··· SUPPLIED ENTRIES ···

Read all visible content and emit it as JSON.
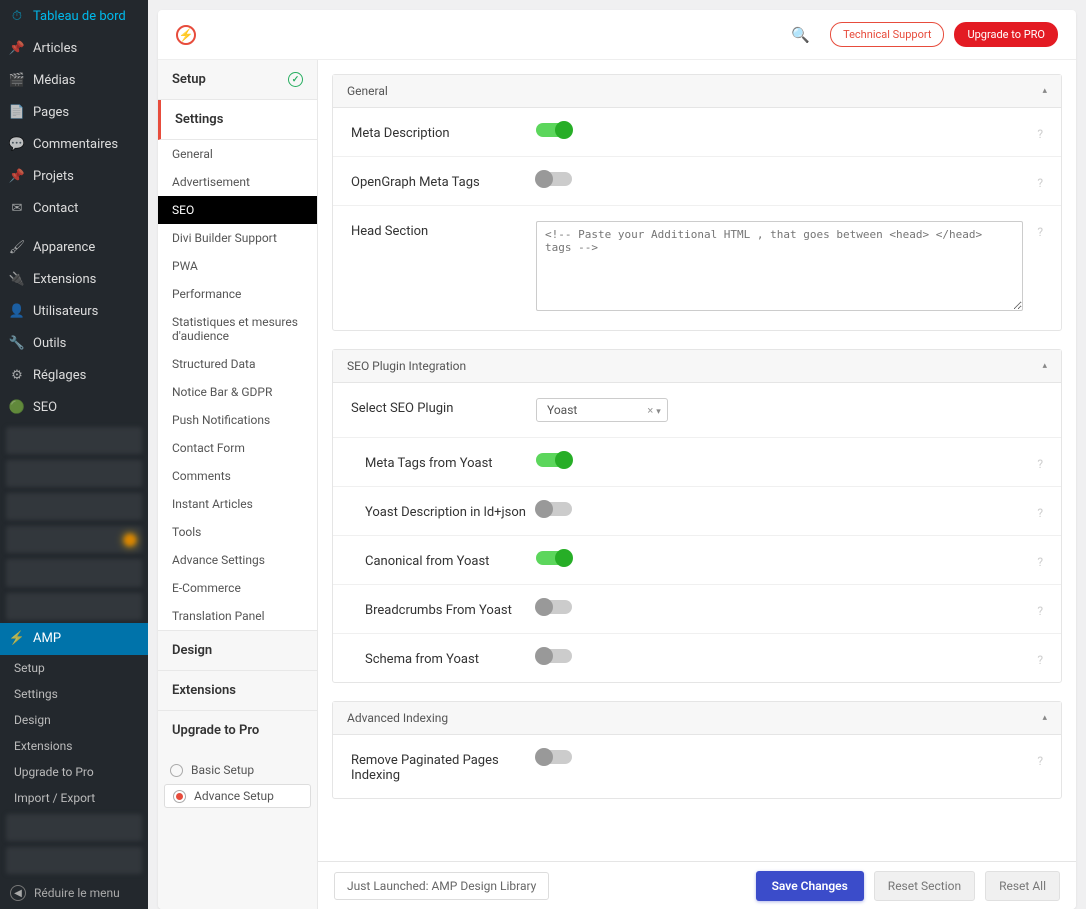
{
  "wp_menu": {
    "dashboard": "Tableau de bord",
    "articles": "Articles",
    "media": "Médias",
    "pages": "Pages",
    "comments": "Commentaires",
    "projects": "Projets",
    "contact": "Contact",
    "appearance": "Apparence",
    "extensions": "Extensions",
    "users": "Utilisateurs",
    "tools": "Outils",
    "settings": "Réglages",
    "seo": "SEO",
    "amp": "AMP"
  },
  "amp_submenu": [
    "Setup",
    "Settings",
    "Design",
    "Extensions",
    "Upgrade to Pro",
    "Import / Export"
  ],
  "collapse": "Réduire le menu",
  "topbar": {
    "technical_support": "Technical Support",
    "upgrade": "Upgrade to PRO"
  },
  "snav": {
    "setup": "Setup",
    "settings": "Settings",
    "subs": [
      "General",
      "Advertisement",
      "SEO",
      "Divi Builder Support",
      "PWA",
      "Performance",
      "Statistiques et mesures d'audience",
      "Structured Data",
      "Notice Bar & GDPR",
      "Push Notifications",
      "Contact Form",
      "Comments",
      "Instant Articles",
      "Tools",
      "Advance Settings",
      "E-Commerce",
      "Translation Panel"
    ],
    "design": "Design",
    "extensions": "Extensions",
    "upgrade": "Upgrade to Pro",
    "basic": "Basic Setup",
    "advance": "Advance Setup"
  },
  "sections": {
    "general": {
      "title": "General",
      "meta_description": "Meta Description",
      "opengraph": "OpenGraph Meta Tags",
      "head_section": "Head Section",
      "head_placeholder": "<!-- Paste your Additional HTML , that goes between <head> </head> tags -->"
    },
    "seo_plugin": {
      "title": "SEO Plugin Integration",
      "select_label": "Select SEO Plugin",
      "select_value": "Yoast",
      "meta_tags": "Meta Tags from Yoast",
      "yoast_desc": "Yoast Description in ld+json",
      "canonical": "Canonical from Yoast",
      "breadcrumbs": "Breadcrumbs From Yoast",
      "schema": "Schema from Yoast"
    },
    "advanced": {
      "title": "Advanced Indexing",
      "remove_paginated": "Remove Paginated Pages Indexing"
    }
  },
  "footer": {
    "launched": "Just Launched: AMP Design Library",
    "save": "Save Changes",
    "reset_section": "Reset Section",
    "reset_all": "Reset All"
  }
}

···
··· SUPPLIED ENTRIES ···

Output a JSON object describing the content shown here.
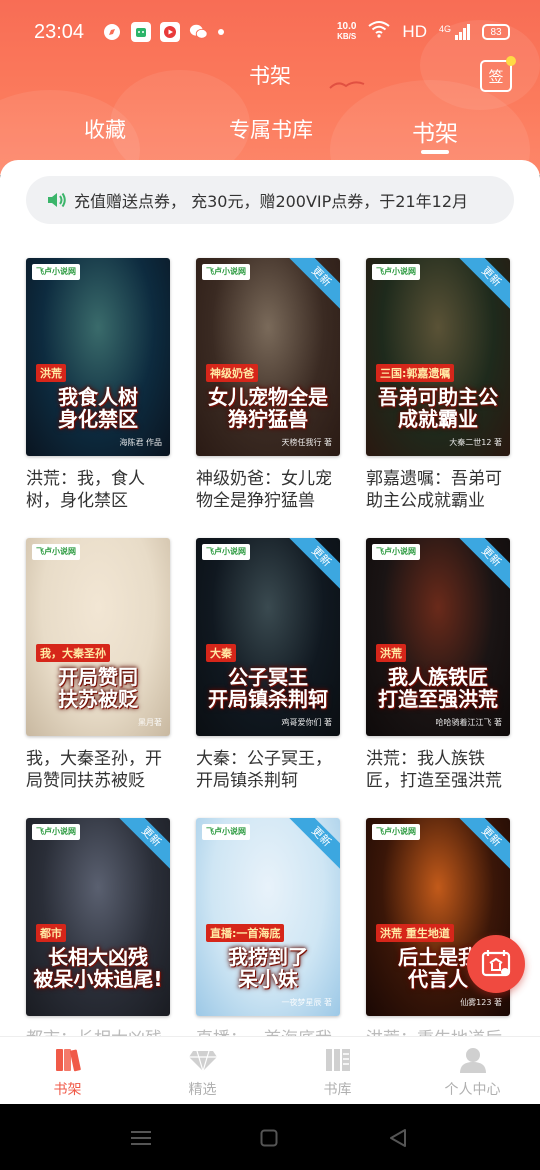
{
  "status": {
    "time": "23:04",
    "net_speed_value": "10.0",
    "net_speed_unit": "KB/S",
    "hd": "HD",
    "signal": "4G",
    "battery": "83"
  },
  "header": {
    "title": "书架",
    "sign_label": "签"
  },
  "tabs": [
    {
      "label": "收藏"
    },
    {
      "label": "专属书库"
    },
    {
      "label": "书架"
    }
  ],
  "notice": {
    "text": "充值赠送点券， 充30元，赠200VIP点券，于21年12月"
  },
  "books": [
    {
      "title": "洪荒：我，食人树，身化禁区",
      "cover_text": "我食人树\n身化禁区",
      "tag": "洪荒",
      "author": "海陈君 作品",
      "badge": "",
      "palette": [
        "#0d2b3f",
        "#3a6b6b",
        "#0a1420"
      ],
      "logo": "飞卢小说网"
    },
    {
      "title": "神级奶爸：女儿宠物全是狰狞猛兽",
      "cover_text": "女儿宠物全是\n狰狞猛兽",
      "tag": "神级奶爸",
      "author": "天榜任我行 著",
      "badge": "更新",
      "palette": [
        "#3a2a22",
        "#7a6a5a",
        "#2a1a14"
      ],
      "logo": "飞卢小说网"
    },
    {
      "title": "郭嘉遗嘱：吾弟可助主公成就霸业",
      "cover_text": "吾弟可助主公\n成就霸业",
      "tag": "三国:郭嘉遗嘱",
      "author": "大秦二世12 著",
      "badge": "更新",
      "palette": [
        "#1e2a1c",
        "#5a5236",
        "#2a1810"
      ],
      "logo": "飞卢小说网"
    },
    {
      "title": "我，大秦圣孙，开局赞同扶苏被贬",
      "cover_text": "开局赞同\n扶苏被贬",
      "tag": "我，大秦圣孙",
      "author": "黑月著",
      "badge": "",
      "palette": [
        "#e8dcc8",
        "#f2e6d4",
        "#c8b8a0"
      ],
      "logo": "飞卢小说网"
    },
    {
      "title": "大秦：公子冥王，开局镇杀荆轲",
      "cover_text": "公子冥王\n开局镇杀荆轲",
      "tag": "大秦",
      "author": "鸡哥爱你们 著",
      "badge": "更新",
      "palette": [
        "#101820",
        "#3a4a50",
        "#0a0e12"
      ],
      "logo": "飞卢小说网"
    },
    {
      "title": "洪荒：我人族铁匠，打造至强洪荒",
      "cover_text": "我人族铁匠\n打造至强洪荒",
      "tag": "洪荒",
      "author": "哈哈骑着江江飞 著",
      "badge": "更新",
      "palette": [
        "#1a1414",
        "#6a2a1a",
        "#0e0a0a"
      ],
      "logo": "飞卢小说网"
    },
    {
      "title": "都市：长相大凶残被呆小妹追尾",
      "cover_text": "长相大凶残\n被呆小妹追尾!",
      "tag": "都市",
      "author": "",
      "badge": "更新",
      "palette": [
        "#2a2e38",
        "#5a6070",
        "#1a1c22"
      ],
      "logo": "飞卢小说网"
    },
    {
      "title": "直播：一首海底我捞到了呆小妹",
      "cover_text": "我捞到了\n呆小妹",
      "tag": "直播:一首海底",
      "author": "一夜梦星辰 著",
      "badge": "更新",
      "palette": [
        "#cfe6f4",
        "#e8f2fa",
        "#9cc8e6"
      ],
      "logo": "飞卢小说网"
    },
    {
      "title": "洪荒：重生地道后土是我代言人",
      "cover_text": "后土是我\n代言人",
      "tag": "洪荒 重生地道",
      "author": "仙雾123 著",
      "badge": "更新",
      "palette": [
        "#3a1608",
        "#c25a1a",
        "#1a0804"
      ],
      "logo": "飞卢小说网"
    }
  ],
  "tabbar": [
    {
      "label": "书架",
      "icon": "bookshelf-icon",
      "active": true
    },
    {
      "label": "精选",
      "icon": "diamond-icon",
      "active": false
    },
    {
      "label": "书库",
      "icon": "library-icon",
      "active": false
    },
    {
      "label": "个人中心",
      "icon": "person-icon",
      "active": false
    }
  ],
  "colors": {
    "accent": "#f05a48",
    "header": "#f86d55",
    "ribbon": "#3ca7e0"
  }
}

···

Only the number is required: the count of lines containing the word "Meta".

3